* [SUPPLIED RECORDS]:
____
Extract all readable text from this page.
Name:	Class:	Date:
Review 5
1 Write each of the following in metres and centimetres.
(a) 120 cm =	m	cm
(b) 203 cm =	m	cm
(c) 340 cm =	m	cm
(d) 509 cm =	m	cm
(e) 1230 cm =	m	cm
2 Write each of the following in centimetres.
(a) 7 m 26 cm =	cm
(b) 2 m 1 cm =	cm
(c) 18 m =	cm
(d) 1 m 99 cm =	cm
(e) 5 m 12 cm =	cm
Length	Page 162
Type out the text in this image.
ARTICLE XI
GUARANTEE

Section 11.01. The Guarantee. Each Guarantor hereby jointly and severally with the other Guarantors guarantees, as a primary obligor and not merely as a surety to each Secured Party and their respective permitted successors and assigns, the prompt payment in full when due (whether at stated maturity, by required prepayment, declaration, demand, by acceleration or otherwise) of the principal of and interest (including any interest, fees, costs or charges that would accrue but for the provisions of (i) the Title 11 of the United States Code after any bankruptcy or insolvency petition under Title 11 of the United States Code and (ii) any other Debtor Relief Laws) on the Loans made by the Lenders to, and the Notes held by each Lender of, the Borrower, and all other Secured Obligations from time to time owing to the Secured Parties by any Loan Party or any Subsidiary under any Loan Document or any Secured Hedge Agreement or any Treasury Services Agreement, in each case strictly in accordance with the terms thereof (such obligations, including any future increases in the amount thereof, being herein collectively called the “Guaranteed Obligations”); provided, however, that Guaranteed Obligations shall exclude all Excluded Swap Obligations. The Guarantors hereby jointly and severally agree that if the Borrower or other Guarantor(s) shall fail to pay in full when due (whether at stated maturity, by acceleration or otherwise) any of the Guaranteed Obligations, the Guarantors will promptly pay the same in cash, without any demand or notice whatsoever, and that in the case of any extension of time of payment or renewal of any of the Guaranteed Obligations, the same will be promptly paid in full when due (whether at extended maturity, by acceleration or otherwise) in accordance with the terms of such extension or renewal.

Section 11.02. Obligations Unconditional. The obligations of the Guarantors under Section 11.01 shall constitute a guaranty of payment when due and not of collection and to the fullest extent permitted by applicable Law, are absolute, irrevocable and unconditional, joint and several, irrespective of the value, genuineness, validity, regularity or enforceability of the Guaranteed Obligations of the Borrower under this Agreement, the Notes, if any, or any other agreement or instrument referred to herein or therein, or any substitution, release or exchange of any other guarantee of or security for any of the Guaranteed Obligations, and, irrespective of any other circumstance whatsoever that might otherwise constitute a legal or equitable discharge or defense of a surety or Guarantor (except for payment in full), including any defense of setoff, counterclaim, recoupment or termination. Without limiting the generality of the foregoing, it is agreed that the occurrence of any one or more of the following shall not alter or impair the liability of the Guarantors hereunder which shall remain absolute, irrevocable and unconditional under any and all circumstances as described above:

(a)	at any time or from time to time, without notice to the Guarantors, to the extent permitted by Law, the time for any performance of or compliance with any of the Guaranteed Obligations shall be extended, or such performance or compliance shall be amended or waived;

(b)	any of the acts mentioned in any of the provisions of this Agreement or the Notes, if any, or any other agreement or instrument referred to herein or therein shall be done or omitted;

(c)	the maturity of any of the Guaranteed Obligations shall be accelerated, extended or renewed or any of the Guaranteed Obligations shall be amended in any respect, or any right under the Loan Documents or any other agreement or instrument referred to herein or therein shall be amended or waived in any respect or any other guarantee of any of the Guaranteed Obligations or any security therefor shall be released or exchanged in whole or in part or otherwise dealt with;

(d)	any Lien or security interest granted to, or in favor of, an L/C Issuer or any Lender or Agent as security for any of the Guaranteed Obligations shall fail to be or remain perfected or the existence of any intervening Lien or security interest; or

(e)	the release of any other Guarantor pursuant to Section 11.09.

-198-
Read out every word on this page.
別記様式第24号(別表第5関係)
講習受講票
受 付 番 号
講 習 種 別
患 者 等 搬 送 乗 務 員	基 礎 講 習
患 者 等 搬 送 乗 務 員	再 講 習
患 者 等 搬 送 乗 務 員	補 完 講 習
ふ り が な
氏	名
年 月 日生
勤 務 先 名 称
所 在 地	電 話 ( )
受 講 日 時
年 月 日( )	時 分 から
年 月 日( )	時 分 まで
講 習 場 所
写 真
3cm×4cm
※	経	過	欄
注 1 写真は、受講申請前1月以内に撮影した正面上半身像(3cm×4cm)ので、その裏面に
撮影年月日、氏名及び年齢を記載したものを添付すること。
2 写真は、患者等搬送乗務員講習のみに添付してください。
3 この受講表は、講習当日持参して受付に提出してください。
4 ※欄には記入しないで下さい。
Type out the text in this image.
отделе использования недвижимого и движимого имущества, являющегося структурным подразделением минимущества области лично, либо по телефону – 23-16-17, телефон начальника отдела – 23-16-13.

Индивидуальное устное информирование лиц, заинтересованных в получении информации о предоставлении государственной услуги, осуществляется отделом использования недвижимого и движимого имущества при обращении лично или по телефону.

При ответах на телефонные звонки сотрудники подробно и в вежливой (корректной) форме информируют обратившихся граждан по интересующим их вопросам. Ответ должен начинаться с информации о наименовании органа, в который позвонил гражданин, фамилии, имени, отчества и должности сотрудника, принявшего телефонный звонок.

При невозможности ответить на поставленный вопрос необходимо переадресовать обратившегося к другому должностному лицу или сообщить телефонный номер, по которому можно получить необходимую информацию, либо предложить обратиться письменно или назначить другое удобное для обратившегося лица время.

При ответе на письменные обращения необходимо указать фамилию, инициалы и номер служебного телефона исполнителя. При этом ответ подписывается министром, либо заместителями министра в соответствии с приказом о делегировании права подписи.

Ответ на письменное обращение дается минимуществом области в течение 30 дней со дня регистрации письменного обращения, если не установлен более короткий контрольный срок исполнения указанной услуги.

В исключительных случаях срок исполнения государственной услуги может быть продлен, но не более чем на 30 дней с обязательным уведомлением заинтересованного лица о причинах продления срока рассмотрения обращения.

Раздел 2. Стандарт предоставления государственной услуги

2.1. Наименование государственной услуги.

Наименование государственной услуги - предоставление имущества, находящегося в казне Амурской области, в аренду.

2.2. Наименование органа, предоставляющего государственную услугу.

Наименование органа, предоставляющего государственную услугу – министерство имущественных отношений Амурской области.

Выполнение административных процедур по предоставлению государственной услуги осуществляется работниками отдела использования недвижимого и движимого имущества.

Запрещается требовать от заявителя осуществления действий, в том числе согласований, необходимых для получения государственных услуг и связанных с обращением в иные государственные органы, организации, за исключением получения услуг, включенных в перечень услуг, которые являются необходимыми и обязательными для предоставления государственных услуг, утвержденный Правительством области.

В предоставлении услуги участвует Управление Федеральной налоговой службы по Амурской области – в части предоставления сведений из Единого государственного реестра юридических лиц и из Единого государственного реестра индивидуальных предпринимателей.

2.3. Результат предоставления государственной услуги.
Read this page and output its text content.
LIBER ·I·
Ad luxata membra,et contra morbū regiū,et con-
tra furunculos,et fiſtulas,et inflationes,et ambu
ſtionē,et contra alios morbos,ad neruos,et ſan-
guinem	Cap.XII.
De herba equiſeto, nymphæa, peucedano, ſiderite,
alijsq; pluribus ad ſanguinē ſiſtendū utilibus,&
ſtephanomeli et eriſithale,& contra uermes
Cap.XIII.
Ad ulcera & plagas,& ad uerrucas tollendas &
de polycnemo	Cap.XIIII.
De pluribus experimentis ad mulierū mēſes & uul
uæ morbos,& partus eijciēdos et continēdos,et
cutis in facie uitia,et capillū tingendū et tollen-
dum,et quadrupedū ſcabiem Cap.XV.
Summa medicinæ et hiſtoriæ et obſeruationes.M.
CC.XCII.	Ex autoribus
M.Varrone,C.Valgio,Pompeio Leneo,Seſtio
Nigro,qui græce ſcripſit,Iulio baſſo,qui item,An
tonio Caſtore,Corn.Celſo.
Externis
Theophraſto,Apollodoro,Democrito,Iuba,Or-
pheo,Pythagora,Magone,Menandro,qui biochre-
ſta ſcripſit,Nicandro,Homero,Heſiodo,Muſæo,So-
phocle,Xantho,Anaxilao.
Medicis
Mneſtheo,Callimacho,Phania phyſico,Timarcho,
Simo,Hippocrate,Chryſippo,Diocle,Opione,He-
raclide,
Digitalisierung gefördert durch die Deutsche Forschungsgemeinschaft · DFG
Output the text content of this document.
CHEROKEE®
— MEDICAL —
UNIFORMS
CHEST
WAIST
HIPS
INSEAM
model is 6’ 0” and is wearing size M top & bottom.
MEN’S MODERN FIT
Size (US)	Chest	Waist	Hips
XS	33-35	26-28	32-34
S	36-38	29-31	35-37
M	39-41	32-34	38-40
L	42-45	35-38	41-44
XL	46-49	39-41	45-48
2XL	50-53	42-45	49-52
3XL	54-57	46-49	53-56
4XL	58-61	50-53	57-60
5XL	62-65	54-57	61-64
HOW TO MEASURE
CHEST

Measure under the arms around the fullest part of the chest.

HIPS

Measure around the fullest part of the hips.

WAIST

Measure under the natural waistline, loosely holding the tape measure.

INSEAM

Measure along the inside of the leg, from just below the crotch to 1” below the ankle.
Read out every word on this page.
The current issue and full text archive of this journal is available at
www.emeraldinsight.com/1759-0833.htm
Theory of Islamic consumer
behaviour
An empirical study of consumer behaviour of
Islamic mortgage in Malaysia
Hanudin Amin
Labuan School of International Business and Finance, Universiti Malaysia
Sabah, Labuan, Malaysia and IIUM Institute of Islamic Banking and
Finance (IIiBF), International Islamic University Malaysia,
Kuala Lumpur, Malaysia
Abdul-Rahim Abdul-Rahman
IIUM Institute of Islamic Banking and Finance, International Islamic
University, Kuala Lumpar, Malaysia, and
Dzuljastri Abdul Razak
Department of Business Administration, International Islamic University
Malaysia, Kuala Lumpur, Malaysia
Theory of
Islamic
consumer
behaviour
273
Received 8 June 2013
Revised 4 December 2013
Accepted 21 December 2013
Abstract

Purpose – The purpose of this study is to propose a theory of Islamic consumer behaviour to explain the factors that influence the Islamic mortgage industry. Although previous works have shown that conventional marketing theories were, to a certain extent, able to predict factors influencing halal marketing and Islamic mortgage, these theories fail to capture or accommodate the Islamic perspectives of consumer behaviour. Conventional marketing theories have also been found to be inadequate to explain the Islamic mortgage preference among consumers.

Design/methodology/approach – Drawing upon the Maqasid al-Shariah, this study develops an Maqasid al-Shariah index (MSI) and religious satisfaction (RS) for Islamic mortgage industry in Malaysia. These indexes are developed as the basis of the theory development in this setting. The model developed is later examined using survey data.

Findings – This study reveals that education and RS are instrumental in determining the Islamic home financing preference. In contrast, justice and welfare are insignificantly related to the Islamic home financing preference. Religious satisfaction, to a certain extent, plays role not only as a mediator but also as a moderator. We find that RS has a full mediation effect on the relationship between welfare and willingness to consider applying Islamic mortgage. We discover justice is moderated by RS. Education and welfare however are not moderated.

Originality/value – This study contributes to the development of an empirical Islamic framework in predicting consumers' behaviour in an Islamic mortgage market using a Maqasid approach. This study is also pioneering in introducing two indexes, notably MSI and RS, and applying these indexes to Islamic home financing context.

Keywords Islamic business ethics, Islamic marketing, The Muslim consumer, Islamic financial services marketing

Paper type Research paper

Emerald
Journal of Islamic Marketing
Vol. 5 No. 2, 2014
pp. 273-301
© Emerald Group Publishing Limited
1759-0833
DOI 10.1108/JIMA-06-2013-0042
____
* [WORK INSTRUCTIONS]: Tally how many lines in the material above hold the word "Labuan". Write only that number.

* [OUTPUT FOR THIS TASK]: 2